*Exercise:* Pull out every line with the word "recovery" from the entries below.

*Input rows:*
+-------+

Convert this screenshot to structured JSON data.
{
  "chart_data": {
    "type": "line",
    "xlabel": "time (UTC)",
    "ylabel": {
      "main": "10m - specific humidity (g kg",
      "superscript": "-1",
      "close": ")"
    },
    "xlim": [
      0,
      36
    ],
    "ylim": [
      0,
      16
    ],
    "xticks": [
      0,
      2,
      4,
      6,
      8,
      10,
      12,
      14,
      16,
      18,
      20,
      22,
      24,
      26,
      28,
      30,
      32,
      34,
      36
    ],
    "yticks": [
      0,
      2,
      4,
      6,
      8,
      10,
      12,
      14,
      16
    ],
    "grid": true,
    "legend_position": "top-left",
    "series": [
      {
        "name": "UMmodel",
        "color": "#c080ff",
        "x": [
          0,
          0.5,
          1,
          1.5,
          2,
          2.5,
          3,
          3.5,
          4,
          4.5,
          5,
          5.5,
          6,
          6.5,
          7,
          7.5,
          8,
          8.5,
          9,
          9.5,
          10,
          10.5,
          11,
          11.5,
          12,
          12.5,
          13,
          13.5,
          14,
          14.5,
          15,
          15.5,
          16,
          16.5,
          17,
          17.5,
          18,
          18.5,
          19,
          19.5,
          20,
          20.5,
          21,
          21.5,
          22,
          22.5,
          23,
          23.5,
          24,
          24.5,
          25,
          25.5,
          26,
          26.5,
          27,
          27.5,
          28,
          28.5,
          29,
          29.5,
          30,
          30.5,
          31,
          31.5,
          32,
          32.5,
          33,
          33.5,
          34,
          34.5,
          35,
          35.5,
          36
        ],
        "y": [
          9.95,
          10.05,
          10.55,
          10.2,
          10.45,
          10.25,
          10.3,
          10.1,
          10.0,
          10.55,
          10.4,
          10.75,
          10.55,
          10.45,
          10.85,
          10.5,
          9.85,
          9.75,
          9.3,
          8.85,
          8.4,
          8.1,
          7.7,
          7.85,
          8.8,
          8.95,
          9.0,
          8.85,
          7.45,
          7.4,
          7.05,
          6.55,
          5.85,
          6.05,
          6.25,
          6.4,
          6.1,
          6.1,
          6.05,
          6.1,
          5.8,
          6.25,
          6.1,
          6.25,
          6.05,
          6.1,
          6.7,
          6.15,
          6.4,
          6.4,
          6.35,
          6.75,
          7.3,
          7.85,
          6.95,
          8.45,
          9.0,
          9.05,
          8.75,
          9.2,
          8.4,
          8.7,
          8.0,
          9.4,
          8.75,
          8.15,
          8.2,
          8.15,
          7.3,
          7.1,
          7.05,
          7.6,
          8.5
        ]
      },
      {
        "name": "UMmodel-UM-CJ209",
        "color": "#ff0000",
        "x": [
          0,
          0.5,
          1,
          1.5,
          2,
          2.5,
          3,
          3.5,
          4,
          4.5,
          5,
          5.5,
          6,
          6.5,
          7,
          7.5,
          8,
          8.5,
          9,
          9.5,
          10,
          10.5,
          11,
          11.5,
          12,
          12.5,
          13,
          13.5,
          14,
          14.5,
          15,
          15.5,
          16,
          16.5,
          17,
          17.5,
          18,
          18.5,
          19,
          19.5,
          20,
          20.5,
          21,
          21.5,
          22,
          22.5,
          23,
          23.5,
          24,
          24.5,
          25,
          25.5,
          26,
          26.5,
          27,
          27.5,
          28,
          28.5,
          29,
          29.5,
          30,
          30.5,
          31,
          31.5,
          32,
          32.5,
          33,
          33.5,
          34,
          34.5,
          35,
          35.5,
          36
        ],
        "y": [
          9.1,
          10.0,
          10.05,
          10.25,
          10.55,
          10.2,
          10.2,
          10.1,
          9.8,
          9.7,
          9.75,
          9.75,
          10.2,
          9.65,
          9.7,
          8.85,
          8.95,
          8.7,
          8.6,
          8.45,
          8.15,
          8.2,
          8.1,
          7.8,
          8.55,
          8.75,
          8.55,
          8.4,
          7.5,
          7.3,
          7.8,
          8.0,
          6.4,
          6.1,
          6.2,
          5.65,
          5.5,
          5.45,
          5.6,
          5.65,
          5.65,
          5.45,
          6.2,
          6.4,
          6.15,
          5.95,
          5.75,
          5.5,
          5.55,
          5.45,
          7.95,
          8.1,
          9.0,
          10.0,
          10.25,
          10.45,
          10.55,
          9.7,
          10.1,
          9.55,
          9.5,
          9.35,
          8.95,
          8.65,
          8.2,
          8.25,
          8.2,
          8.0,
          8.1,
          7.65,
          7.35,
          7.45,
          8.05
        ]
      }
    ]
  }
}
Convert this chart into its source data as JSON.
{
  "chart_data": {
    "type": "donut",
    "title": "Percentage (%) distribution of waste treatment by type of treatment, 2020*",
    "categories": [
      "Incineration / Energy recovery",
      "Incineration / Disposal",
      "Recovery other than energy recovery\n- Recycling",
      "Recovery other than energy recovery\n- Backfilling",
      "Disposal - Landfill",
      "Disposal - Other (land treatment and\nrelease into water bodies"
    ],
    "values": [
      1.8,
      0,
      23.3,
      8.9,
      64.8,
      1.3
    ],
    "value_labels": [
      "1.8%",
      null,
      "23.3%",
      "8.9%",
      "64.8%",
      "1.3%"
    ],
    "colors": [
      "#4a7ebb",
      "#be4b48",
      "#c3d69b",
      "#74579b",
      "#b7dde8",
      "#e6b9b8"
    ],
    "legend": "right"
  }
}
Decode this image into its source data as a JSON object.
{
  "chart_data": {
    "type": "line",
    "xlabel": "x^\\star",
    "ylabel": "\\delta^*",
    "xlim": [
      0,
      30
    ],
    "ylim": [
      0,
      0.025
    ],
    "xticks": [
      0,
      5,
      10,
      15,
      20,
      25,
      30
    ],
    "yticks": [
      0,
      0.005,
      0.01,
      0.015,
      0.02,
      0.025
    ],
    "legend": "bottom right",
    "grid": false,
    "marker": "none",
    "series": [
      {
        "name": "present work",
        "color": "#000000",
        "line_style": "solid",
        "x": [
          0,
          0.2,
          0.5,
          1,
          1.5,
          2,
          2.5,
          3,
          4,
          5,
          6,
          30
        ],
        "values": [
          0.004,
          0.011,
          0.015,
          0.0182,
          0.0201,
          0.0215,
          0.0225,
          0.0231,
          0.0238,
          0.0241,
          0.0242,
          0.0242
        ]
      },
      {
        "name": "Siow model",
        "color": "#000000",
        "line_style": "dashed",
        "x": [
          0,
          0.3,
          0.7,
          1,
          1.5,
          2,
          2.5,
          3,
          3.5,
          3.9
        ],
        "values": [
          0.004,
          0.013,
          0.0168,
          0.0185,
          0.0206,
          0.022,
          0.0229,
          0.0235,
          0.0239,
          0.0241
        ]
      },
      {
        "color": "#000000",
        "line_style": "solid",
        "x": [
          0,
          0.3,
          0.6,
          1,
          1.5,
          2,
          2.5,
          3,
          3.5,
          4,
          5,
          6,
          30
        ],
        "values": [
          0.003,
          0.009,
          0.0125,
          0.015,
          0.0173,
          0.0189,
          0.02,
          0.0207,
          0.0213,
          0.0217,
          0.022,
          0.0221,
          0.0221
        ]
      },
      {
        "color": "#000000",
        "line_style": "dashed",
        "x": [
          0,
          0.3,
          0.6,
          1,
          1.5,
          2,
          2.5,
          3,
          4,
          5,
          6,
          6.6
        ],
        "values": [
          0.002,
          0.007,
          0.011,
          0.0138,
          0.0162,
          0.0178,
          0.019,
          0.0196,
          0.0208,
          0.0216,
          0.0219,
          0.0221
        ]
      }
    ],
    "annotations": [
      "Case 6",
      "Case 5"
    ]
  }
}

+-------+

*Response to this exercise:*
      "Incineration / Energy recovery",
      "Recovery other than energy recovery\n- Recycling",
      "Recovery other than energy recovery\n- Backfilling",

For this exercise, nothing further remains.